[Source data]
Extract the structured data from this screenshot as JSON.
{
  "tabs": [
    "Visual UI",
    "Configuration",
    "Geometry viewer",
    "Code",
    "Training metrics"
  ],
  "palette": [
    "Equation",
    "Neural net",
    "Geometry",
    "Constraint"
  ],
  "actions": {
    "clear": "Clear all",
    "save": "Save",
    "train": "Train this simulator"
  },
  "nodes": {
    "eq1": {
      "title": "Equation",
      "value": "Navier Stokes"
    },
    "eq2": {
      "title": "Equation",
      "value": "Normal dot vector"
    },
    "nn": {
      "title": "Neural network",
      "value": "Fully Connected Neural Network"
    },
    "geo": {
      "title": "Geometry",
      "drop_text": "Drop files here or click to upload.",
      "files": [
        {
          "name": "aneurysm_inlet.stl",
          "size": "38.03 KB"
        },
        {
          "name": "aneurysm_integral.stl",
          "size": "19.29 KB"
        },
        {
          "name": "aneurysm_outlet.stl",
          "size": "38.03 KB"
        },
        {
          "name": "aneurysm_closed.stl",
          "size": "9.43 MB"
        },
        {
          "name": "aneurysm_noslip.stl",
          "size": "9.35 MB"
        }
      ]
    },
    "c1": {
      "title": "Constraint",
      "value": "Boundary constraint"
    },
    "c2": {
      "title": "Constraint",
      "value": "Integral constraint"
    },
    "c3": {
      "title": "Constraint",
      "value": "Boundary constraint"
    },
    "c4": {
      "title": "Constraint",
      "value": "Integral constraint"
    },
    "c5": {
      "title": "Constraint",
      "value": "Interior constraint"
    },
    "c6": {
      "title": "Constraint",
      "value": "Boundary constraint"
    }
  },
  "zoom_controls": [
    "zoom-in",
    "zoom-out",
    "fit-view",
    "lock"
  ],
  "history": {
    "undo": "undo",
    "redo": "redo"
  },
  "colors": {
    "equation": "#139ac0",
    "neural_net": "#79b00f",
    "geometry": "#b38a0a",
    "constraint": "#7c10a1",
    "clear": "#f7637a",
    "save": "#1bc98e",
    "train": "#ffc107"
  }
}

◆ Task statement
Pick out all the lines with the word "this" in them and copy them.

◆ Full response
Extract the structured data from this screenshot as JSON.
    "train": "Train this simulator"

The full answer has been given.